Records from a data collection:
-----

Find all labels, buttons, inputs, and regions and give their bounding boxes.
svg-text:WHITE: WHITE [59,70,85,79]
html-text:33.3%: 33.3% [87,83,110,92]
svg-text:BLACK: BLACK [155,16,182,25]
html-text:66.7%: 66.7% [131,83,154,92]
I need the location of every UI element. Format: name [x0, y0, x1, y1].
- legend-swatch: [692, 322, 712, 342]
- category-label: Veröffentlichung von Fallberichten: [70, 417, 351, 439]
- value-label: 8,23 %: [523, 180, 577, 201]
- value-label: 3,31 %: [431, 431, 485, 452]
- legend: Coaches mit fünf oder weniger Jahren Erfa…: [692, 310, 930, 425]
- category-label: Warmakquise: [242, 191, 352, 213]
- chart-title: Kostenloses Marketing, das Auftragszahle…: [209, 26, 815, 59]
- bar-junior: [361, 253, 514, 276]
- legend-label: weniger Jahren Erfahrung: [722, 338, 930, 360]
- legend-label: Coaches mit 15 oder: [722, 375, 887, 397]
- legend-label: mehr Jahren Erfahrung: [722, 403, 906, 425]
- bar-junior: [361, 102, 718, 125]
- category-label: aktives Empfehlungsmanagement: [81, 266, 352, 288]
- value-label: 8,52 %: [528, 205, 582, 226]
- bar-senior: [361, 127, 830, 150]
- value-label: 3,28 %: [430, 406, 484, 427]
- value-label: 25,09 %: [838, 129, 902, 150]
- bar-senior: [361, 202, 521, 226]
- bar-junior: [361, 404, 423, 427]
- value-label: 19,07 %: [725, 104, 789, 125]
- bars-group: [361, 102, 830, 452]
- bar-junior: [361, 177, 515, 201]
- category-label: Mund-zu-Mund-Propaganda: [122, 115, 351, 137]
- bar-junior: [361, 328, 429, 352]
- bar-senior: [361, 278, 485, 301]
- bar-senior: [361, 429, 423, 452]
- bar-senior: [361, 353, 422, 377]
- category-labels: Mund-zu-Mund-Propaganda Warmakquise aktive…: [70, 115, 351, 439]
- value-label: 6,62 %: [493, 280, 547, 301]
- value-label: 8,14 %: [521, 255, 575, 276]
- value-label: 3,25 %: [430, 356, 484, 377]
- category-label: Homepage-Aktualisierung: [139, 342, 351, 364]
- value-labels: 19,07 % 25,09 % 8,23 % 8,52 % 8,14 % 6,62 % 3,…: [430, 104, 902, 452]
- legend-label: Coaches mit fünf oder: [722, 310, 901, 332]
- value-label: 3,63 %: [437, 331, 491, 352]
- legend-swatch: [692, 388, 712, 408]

-----

Problem requirements:
Repeat every one of the lines above without changing anything in them.

Reply to the task:
Find all labels, buttons, inputs, and regions and give their bounding boxes.
svg-text:WHITE: WHITE [59,70,85,79]
html-text:33.3%: 33.3% [87,83,110,92]
svg-text:BLACK: BLACK [155,16,182,25]
html-text:66.7%: 66.7% [131,83,154,92]
I need the location of every UI element. Format: name [x0, y0, x1, y1].
- legend-swatch: [692, 322, 712, 342]
- category-label: Veröffentlichung von Fallberichten: [70, 417, 351, 439]
- value-label: 8,23 %: [523, 180, 577, 201]
- value-label: 3,31 %: [431, 431, 485, 452]
- legend: Coaches mit fünf oder weniger Jahren Erfa…: [692, 310, 930, 425]
- category-label: Warmakquise: [242, 191, 352, 213]
- chart-title: Kostenloses Marketing, das Auftragszahle…: [209, 26, 815, 59]
- bar-junior: [361, 253, 514, 276]
- legend-label: weniger Jahren Erfahrung: [722, 338, 930, 360]
- legend-label: Coaches mit 15 oder: [722, 375, 887, 397]
- legend-label: mehr Jahren Erfahrung: [722, 403, 906, 425]
- bar-junior: [361, 102, 718, 125]
- category-label: aktives Empfehlungsmanagement: [81, 266, 352, 288]
- value-label: 8,52 %: [528, 205, 582, 226]
- bar-senior: [361, 127, 830, 150]
- value-label: 3,28 %: [430, 406, 484, 427]
- value-label: 25,09 %: [838, 129, 902, 150]
- bar-senior: [361, 202, 521, 226]
- bar-junior: [361, 404, 423, 427]
- value-label: 19,07 %: [725, 104, 789, 125]
- bars-group: [361, 102, 830, 452]
- bar-junior: [361, 177, 515, 201]
- category-label: Mund-zu-Mund-Propaganda: [122, 115, 351, 137]
- bar-junior: [361, 328, 429, 352]
- bar-senior: [361, 278, 485, 301]
- bar-senior: [361, 429, 423, 452]
- bar-senior: [361, 353, 422, 377]
- category-labels: Mund-zu-Mund-Propaganda Warmakquise aktive…: [70, 115, 351, 439]
- value-label: 6,62 %: [493, 280, 547, 301]
- value-label: 8,14 %: [521, 255, 575, 276]
- value-label: 3,25 %: [430, 356, 484, 377]
- category-label: Homepage-Aktualisierung: [139, 342, 351, 364]
- value-labels: 19,07 % 25,09 % 8,23 % 8,52 % 8,14 % 6,62 % 3,…: [430, 104, 902, 452]
- legend-label: Coaches mit fünf oder: [722, 310, 901, 332]
- value-label: 3,63 %: [437, 331, 491, 352]
- legend-swatch: [692, 388, 712, 408]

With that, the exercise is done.